*** AVAILABLE RECORDS
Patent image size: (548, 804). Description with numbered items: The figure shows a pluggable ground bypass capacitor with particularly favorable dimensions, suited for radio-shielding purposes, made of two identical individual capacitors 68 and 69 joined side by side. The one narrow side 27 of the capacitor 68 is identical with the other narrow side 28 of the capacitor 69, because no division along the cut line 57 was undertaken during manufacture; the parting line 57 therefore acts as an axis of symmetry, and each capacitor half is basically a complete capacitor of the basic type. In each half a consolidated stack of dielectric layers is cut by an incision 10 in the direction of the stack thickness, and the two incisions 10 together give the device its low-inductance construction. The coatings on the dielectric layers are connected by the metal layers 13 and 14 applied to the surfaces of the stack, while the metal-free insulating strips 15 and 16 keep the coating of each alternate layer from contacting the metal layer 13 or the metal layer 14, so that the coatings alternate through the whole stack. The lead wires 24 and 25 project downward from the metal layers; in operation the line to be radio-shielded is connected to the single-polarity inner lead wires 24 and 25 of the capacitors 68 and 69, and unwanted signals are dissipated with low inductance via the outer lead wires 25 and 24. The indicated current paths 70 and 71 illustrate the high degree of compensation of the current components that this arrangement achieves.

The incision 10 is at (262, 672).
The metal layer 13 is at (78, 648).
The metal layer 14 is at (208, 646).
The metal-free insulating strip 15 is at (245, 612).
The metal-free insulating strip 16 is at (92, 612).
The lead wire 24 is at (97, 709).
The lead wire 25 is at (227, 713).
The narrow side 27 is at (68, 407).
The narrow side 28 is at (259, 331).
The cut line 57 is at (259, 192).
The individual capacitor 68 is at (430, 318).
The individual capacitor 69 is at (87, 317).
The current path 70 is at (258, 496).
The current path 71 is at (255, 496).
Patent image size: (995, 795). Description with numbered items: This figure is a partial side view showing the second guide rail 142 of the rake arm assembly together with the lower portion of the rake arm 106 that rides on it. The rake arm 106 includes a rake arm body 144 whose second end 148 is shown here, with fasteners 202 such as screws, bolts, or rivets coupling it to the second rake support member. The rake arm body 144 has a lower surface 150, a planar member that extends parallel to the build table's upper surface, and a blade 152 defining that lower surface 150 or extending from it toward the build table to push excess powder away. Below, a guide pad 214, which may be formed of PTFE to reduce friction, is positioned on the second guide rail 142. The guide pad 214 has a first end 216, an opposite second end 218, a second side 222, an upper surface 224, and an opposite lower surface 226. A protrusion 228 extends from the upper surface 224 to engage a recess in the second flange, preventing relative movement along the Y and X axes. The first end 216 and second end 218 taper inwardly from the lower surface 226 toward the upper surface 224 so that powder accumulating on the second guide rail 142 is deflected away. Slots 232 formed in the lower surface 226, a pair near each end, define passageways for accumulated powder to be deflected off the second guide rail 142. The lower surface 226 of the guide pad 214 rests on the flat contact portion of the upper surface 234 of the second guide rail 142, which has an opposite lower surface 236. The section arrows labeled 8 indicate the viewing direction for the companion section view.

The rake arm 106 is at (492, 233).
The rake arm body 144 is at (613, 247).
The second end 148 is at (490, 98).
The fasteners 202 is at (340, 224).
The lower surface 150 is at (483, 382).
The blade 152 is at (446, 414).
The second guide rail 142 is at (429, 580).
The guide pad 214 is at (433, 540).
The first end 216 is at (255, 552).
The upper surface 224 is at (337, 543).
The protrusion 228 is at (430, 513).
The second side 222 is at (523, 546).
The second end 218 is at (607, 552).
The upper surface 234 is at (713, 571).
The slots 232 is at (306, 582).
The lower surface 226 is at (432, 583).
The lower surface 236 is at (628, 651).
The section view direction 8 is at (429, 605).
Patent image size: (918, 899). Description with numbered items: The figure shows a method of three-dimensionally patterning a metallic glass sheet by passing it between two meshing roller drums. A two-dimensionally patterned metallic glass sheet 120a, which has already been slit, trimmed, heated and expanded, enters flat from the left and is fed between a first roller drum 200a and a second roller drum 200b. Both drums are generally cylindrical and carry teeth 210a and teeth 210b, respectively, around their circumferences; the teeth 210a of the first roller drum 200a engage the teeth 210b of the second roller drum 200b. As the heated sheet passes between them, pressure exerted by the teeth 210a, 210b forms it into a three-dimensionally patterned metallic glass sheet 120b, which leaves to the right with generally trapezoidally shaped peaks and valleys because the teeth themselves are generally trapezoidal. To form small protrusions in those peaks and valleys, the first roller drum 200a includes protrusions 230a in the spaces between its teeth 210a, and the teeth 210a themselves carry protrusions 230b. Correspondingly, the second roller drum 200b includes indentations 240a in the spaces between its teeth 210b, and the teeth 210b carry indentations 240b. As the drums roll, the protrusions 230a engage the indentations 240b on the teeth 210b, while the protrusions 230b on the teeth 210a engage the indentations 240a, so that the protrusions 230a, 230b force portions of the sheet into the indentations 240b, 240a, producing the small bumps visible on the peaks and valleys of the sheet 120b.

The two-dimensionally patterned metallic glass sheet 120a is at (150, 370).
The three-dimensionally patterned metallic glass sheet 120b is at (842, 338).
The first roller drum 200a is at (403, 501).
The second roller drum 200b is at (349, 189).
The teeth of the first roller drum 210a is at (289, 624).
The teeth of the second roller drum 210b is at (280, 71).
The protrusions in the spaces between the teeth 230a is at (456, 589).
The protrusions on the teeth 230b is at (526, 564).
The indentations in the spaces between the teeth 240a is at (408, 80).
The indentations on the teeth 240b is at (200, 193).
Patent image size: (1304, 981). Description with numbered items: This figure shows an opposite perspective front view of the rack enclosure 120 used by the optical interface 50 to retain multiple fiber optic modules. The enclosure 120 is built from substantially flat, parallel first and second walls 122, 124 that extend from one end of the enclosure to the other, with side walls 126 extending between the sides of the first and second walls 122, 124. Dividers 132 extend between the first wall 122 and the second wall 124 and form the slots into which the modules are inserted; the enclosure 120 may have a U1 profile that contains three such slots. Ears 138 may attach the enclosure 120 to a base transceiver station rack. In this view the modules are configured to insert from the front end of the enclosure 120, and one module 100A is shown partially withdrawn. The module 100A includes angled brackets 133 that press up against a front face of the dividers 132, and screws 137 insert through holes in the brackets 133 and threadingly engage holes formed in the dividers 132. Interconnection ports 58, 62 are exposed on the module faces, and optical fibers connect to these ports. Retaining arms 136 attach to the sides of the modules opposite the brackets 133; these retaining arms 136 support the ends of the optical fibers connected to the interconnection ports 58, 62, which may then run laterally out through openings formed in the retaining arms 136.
******
**TASK TO CARRY OUT**
Could you copy all of the material above word for word, changing nothing?

**THE REPLY**
Patent image size: (548, 804). Description with numbered items: The figure shows a pluggable ground bypass capacitor with particularly favorable dimensions, suited for radio-shielding purposes, made of two identical individual capacitors 68 and 69 joined side by side. The one narrow side 27 of the capacitor 68 is identical with the other narrow side 28 of the capacitor 69, because no division along the cut line 57 was undertaken during manufacture; the parting line 57 therefore acts as an axis of symmetry, and each capacitor half is basically a complete capacitor of the basic type. In each half a consolidated stack of dielectric layers is cut by an incision 10 in the direction of the stack thickness, and the two incisions 10 together give the device its low-inductance construction. The coatings on the dielectric layers are connected by the metal layers 13 and 14 applied to the surfaces of the stack, while the metal-free insulating strips 15 and 16 keep the coating of each alternate layer from contacting the metal layer 13 or the metal layer 14, so that the coatings alternate through the whole stack. The lead wires 24 and 25 project downward from the metal layers; in operation the line to be radio-shielded is connected to the single-polarity inner lead wires 24 and 25 of the capacitors 68 and 69, and unwanted signals are dissipated with low inductance via the outer lead wires 25 and 24. The indicated current paths 70 and 71 illustrate the high degree of compensation of the current components that this arrangement achieves.

The incision 10 is at (262, 672).
The metal layer 13 is at (78, 648).
The metal layer 14 is at (208, 646).
The metal-free insulating strip 15 is at (245, 612).
The metal-free insulating strip 16 is at (92, 612).
The lead wire 24 is at (97, 709).
The lead wire 25 is at (227, 713).
The narrow side 27 is at (68, 407).
The narrow side 28 is at (259, 331).
The cut line 57 is at (259, 192).
The individual capacitor 68 is at (430, 318).
The individual capacitor 69 is at (87, 317).
The current path 70 is at (258, 496).
The current path 71 is at (255, 496).
Patent image size: (995, 795). Description with numbered items: This figure is a partial side view showing the second guide rail 142 of the rake arm assembly together with the lower portion of the rake arm 106 that rides on it. The rake arm 106 includes a rake arm body 144 whose second end 148 is shown here, with fasteners 202 such as screws, bolts, or rivets coupling it to the second rake support member. The rake arm body 144 has a lower surface 150, a planar member that extends parallel to the build table's upper surface, and a blade 152 defining that lower surface 150 or extending from it toward the build table to push excess powder away. Below, a guide pad 214, which may be formed of PTFE to reduce friction, is positioned on the second guide rail 142. The guide pad 214 has a first end 216, an opposite second end 218, a second side 222, an upper surface 224, and an opposite lower surface 226. A protrusion 228 extends from the upper surface 224 to engage a recess in the second flange, preventing relative movement along the Y and X axes. The first end 216 and second end 218 taper inwardly from the lower surface 226 toward the upper surface 224 so that powder accumulating on the second guide rail 142 is deflected away. Slots 232 formed in the lower surface 226, a pair near each end, define passageways for accumulated powder to be deflected off the second guide rail 142. The lower surface 226 of the guide pad 214 rests on the flat contact portion of the upper surface 234 of the second guide rail 142, which has an opposite lower surface 236. The section arrows labeled 8 indicate the viewing direction for the companion section view.

The rake arm 106 is at (492, 233).
The rake arm body 144 is at (613, 247).
The second end 148 is at (490, 98).
The fasteners 202 is at (340, 224).
The lower surface 150 is at (483, 382).
The blade 152 is at (446, 414).
The second guide rail 142 is at (429, 580).
The guide pad 214 is at (433, 540).
The first end 216 is at (255, 552).
The upper surface 224 is at (337, 543).
The protrusion 228 is at (430, 513).
The second side 222 is at (523, 546).
The second end 218 is at (607, 552).
The upper surface 234 is at (713, 571).
The slots 232 is at (306, 582).
The lower surface 226 is at (432, 583).
The lower surface 236 is at (628, 651).
The section view direction 8 is at (429, 605).
Patent image size: (918, 899). Description with numbered items: The figure shows a method of three-dimensionally patterning a metallic glass sheet by passing it between two meshing roller drums. A two-dimensionally patterned metallic glass sheet 120a, which has already been slit, trimmed, heated and expanded, enters flat from the left and is fed between a first roller drum 200a and a second roller drum 200b. Both drums are generally cylindrical and carry teeth 210a and teeth 210b, respectively, around their circumferences; the teeth 210a of the first roller drum 200a engage the teeth 210b of the second roller drum 200b. As the heated sheet passes between them, pressure exerted by the teeth 210a, 210b forms it into a three-dimensionally patterned metallic glass sheet 120b, which leaves to the right with generally trapezoidally shaped peaks and valleys because the teeth themselves are generally trapezoidal. To form small protrusions in those peaks and valleys, the first roller drum 200a includes protrusions 230a in the spaces between its teeth 210a, and the teeth 210a themselves carry protrusions 230b. Correspondingly, the second roller drum 200b includes indentations 240a in the spaces between its teeth 210b, and the teeth 210b carry indentations 240b. As the drums roll, the protrusions 230a engage the indentations 240b on the teeth 210b, while the protrusions 230b on the teeth 210a engage the indentations 240a, so that the protrusions 230a, 230b force portions of the sheet into the indentations 240b, 240a, producing the small bumps visible on the peaks and valleys of the sheet 120b.

The two-dimensionally patterned metallic glass sheet 120a is at (150, 370).
The three-dimensionally patterned metallic glass sheet 120b is at (842, 338).
The first roller drum 200a is at (403, 501).
The second roller drum 200b is at (349, 189).
The teeth of the first roller drum 210a is at (289, 624).
The teeth of the second roller drum 210b is at (280, 71).
The protrusions in the spaces between the teeth 230a is at (456, 589).
The protrusions on the teeth 230b is at (526, 564).
The indentations in the spaces between the teeth 240a is at (408, 80).
The indentations on the teeth 240b is at (200, 193).
Patent image size: (1304, 981). Description with numbered items: This figure shows an opposite perspective front view of the rack enclosure 120 used by the optical interface 50 to retain multiple fiber optic modules. The enclosure 120 is built from substantially flat, parallel first and second walls 122, 124 that extend from one end of the enclosure to the other, with side walls 126 extending between the sides of the first and second walls 122, 124. Dividers 132 extend between the first wall 122 and the second wall 124 and form the slots into which the modules are inserted; the enclosure 120 may have a U1 profile that contains three such slots. Ears 138 may attach the enclosure 120 to a base transceiver station rack. In this view the modules are configured to insert from the front end of the enclosure 120, and one module 100A is shown partially withdrawn. The module 100A includes angled brackets 133 that press up against a front face of the dividers 132, and screws 137 insert through holes in the brackets 133 and threadingly engage holes formed in the dividers 132. Interconnection ports 58, 62 are exposed on the module faces, and optical fibers connect to these ports. Retaining arms 136 attach to the sides of the modules opposite the brackets 133; these retaining arms 136 support the ends of the optical fibers connected to the interconnection ports 58, 62, which may then run laterally out through openings formed in the retaining arms 136.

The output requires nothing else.